[Dataset items]
__________________________________________________

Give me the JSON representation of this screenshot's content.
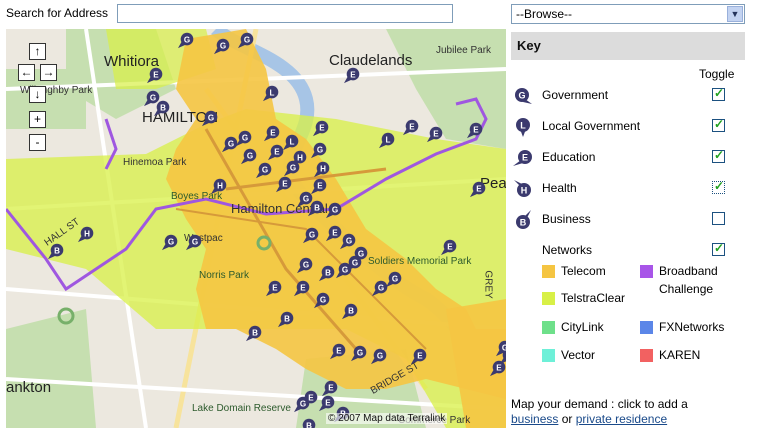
{
  "search": {
    "label": "Search for Address",
    "value": "",
    "placeholder": ""
  },
  "browse": {
    "selected": "--Browse--"
  },
  "map": {
    "nav": {
      "up": "↑",
      "left": "←",
      "right": "→",
      "down": "↓",
      "zoom_in": "+",
      "zoom_out": "-"
    },
    "labels": {
      "whitiora": "Whitiora",
      "claudelands": "Claudelands",
      "jubilee_park": "Jubilee Park",
      "willoughby_park": "Willoughby Park",
      "hamilton": "HAMILTON",
      "hinemoa_park": "Hinemoa Park",
      "boyes_park": "Boyes Park",
      "hamilton_central": "Hamilton Central",
      "hall_st": "HALL ST",
      "westpac": "Westpac",
      "norris_park": "Norris Park",
      "soldiers_memorial_park": "Soldiers Memorial Park",
      "peac": "Peac",
      "frankton": "ankton",
      "lake_domain_reserve": "Lake Domain Reserve",
      "grey": "GREY",
      "bridge_st": "BRIDGE ST",
      "commerce_park": "Commerce Park"
    },
    "copyright": "© 2007 Map data Terralink"
  },
  "key": {
    "title": "Key",
    "toggle_label": "Toggle",
    "categories": [
      {
        "label": "Government",
        "icon": "government-marker-icon",
        "checked": true
      },
      {
        "label": "Local Government",
        "icon": "local-government-marker-icon",
        "checked": true
      },
      {
        "label": "Education",
        "icon": "education-marker-icon",
        "checked": true
      },
      {
        "label": "Health",
        "icon": "health-marker-icon",
        "checked": true
      },
      {
        "label": "Business",
        "icon": "business-marker-icon",
        "checked": false
      },
      {
        "label": "Networks",
        "icon": "",
        "checked": true
      }
    ],
    "networks": [
      {
        "label": "Telecom",
        "color": "#f5c542"
      },
      {
        "label": "Broadband",
        "label2": "Challenge",
        "color": "#a855e8"
      },
      {
        "label": "TelstraClear",
        "color": "#d8f046"
      },
      {
        "label": "CityLink",
        "color": "#6ee08a"
      },
      {
        "label": "FXNetworks",
        "color": "#5b86e8"
      },
      {
        "label": "Vector",
        "color": "#6ef0d8"
      },
      {
        "label": "KAREN",
        "color": "#f26161"
      }
    ]
  },
  "demand": {
    "text": "Map your demand : click to add a",
    "business_link": "business",
    "or": "or",
    "residence_link": "private residence"
  },
  "colors": {
    "telecom": "#f5c542",
    "telstraclear": "#d8f046",
    "marker": "#3b3a6e",
    "park": "#b9d7a0"
  }
}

__________________________________________________

Required work
Find the lines above that contain the word "icon" and collect them.

Task output
        "icon": "government-marker-icon",
        "icon": "local-government-marker-icon",
        "icon": "education-marker-icon",
        "icon": "health-marker-icon",
        "icon": "business-marker-icon",
        "icon": "",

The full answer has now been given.